Input rows |
==================================================

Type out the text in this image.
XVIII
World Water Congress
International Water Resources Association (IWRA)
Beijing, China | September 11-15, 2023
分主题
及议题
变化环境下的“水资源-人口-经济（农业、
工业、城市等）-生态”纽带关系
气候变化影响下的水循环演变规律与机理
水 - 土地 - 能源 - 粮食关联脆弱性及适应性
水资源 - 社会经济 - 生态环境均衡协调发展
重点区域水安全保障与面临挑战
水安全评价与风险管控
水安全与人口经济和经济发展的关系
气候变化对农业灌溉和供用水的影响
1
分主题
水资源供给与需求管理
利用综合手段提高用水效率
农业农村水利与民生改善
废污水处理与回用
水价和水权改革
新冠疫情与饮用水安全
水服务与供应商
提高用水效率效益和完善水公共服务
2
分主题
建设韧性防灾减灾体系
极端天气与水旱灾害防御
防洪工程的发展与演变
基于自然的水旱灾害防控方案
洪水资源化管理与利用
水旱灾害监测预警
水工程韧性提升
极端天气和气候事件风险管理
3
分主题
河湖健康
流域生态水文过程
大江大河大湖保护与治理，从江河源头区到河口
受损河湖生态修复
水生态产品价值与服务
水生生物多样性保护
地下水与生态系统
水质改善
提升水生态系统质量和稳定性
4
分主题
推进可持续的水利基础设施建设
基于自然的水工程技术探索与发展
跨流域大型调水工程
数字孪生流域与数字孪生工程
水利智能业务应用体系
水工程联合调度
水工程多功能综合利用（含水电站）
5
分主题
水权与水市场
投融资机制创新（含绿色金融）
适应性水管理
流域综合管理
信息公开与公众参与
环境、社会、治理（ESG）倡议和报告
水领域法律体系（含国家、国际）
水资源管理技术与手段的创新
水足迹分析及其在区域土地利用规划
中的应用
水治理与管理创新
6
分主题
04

==================================================

Direction | Can you reproduce all the material exactly?

Full response |
Type out the text in this image.
XVIII
World Water Congress
International Water Resources Association (IWRA)
Beijing, China | September 11-15, 2023
分主题
及议题
变化环境下的“水资源-人口-经济（农业、
工业、城市等）-生态”纽带关系
气候变化影响下的水循环演变规律与机理
水 - 土地 - 能源 - 粮食关联脆弱性及适应性
水资源 - 社会经济 - 生态环境均衡协调发展
重点区域水安全保障与面临挑战
水安全评价与风险管控
水安全与人口经济和经济发展的关系
气候变化对农业灌溉和供用水的影响
1
分主题
水资源供给与需求管理
利用综合手段提高用水效率
农业农村水利与民生改善
废污水处理与回用
水价和水权改革
新冠疫情与饮用水安全
水服务与供应商
提高用水效率效益和完善水公共服务
2
分主题
建设韧性防灾减灾体系
极端天气与水旱灾害防御
防洪工程的发展与演变
基于自然的水旱灾害防控方案
洪水资源化管理与利用
水旱灾害监测预警
水工程韧性提升
极端天气和气候事件风险管理
3
分主题
河湖健康
流域生态水文过程
大江大河大湖保护与治理，从江河源头区到河口
受损河湖生态修复
水生态产品价值与服务
水生生物多样性保护
地下水与生态系统
水质改善
提升水生态系统质量和稳定性
4
分主题
推进可持续的水利基础设施建设
基于自然的水工程技术探索与发展
跨流域大型调水工程
数字孪生流域与数字孪生工程
水利智能业务应用体系
水工程联合调度
水工程多功能综合利用（含水电站）
5
分主题
水权与水市场
投融资机制创新（含绿色金融）
适应性水管理
流域综合管理
信息公开与公众参与
环境、社会、治理（ESG）倡议和报告
水领域法律体系（含国家、国际）
水资源管理技术与手段的创新
水足迹分析及其在区域土地利用规划
中的应用
水治理与管理创新
6
分主题
04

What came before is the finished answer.